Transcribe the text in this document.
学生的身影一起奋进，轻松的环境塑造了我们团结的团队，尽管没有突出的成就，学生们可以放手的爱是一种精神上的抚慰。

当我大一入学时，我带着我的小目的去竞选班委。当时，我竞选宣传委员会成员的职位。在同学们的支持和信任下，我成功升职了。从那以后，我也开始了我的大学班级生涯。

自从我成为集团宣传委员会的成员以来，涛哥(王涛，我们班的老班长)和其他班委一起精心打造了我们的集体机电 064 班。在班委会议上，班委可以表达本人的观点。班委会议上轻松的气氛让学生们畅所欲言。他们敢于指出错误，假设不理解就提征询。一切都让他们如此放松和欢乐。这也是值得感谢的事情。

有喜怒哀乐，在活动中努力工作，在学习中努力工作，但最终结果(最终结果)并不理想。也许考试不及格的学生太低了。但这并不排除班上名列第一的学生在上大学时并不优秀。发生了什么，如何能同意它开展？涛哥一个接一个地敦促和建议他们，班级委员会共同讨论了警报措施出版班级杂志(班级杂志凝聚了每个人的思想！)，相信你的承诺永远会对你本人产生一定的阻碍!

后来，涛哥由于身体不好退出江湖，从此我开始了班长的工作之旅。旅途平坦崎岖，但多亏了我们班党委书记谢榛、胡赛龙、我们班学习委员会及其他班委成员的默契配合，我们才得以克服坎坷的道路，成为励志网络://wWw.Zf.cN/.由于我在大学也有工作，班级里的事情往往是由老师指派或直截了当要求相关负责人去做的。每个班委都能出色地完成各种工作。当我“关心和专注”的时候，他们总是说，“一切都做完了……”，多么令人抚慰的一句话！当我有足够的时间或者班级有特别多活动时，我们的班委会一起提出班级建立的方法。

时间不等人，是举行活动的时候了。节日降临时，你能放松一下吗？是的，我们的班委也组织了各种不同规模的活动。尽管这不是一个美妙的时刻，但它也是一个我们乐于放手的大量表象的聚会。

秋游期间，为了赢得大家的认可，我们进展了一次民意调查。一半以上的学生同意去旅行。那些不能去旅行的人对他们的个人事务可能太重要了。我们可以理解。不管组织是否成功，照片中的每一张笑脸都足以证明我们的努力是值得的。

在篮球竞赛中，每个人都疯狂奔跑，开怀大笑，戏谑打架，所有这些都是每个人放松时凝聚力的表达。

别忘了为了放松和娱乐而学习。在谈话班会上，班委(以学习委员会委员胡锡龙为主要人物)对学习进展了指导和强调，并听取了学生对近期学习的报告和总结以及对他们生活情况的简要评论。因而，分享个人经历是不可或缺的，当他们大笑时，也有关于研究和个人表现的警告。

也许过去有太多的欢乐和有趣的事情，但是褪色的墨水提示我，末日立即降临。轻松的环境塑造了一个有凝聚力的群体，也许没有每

■ ■ ■

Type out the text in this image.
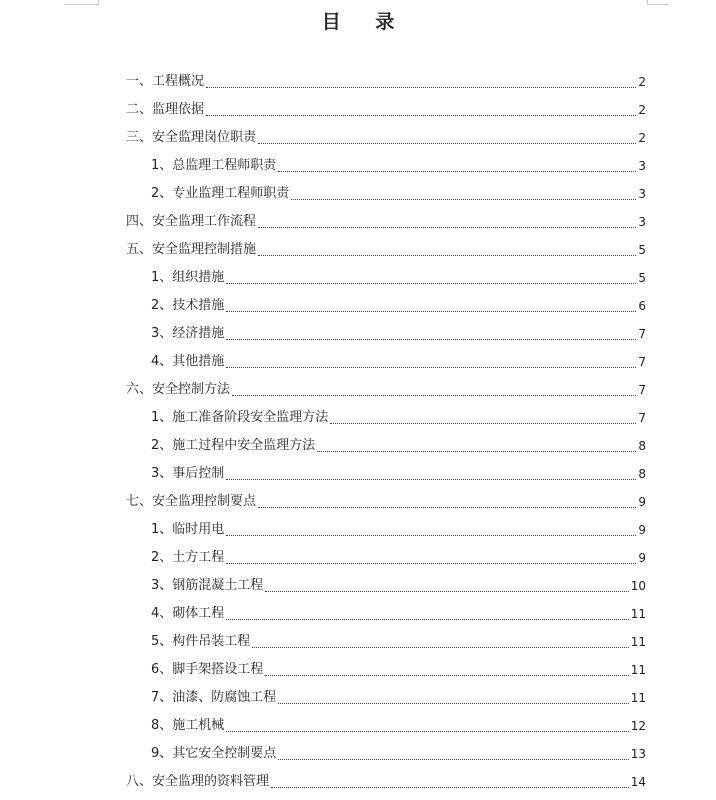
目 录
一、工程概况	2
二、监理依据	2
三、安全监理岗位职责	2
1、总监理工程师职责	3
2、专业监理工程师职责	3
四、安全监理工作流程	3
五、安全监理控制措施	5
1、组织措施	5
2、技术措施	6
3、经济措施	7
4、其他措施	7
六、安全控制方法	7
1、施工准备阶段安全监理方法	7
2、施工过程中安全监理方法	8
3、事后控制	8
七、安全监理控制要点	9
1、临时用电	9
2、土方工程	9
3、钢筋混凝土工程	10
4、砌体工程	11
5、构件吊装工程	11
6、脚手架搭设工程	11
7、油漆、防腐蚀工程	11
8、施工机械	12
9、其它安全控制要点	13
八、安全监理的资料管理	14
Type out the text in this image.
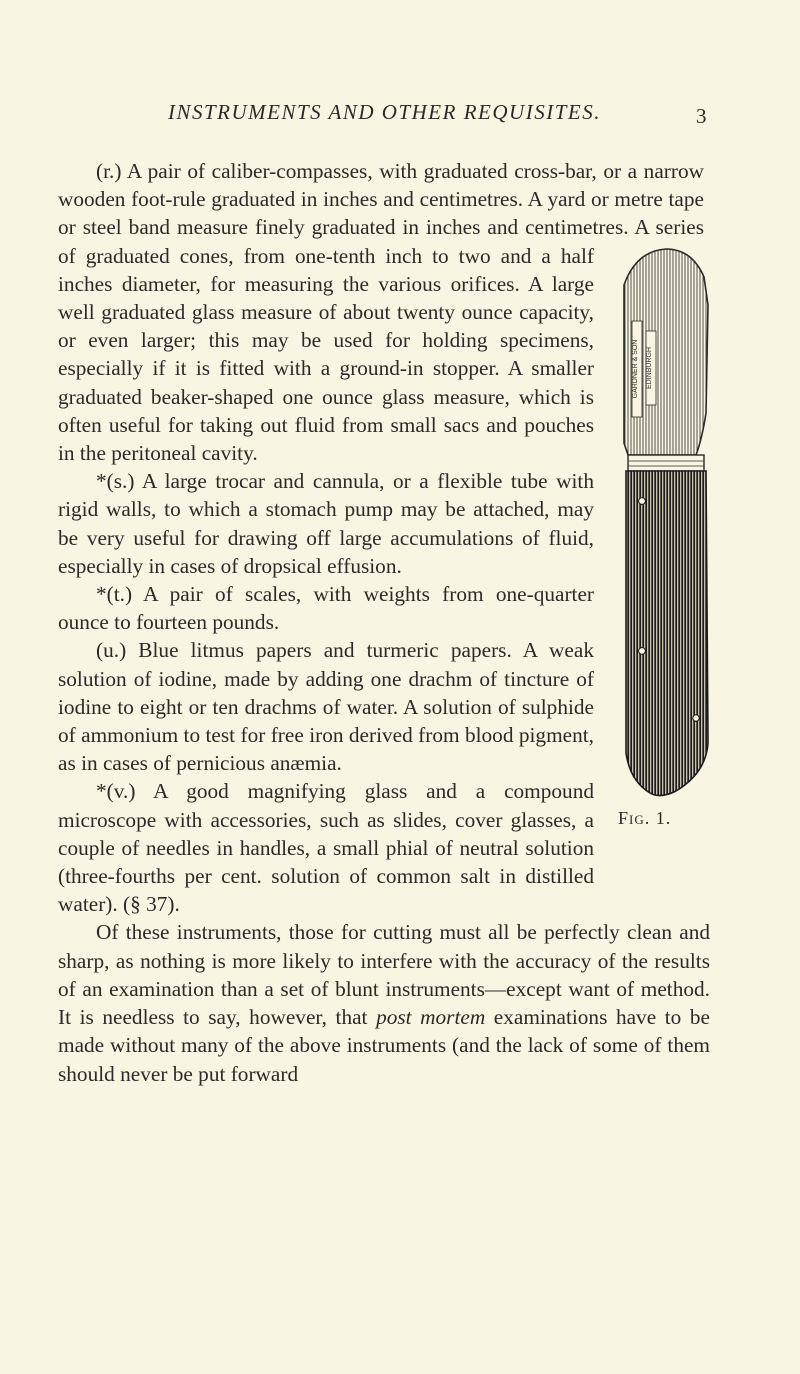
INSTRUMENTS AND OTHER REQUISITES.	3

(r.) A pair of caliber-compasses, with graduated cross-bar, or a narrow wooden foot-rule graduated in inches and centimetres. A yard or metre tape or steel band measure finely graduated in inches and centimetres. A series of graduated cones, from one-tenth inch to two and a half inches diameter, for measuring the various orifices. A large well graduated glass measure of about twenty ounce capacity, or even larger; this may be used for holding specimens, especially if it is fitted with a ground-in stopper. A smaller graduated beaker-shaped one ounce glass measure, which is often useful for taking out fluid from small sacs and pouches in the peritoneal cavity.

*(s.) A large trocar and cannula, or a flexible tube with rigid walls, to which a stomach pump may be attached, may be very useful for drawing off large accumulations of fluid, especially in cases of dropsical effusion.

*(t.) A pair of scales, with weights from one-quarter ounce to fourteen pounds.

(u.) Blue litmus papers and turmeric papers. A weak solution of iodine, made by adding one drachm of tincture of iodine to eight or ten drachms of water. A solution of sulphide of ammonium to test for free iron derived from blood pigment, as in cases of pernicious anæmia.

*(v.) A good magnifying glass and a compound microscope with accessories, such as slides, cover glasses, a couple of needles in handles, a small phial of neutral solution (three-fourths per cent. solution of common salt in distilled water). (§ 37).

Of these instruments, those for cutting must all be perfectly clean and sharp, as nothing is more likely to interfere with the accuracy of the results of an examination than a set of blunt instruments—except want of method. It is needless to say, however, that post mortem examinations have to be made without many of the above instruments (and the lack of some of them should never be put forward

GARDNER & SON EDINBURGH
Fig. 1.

■ ■ ■

* **WHAT THE TASK ASKS**: Give every line of the material that includes the string "cases".

* **WRITTEN ANSWER**:
*(s.) A large trocar and cannula, or a flexible tube with rigid walls, to which a stomach pump may be attached, may be very useful for drawing off large accumulations of fluid, especially in cases of dropsical effusion.
(u.) Blue litmus papers and turmeric papers. A weak solution of iodine, made by adding one drachm of tincture of iodine to eight or ten drachms of water. A solution of sulphide of ammonium to test for free iron derived from blood pigment, as in cases of pernicious anæmia.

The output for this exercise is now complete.